§ **STATED PROBLEM**
Single out each line with the word "esfera" and copy it.

(Data records)
○ ○ ○ ○

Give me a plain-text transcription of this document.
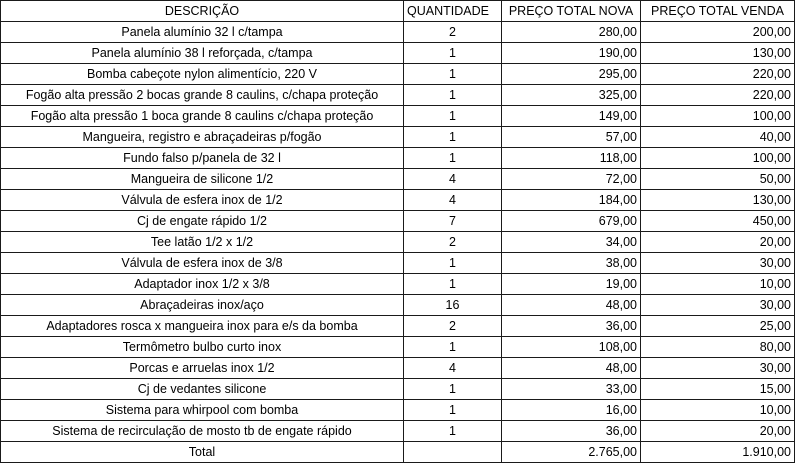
DESCRIÇÃO	QUANTIDADE	PREÇO TOTAL NOVA	PREÇO TOTAL VENDA
Panela alumínio 32 l c/tampa	2	280,00	200,00
Panela alumínio 38 l reforçada, c/tampa	1	190,00	130,00
Bomba cabeçote nylon alimentício, 220 V	1	295,00	220,00
Fogão alta pressão 2 bocas grande 8 caulins, c/chapa proteção	1	325,00	220,00
Fogão alta pressão 1 boca grande 8 caulins c/chapa proteção	1	149,00	100,00
Mangueira, registro e abraçadeiras p/fogão	1	57,00	40,00
Fundo falso p/panela de 32 l	1	118,00	100,00
Mangueira de silicone 1/2	4	72,00	50,00
Válvula de esfera inox de 1/2	4	184,00	130,00
Cj de engate rápido 1/2	7	679,00	450,00
Tee latão 1/2 x 1/2	2	34,00	20,00
Válvula de esfera inox de 3/8	1	38,00	30,00
Adaptador inox 1/2 x 3/8	1	19,00	10,00
Abraçadeiras inox/aço	16	48,00	30,00
Adaptadores rosca x mangueira inox para e/s da bomba	2	36,00	25,00
Termômetro bulbo curto inox	1	108,00	80,00
Porcas e arruelas inox 1/2	4	48,00	30,00
Cj de vedantes silicone	1	33,00	15,00
Sistema para whirpool com bomba	1	16,00	10,00
Sistema de recirculação de mosto tb de engate rápido	1	36,00	20,00
Total		2.765,00	1.910,00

○ ○ ○ ○

§ **RESULT FOR THIS TASK**
Válvula de esfera inox de 1/2	4	184,00	130,00
Válvula de esfera inox de 3/8	1	38,00	30,00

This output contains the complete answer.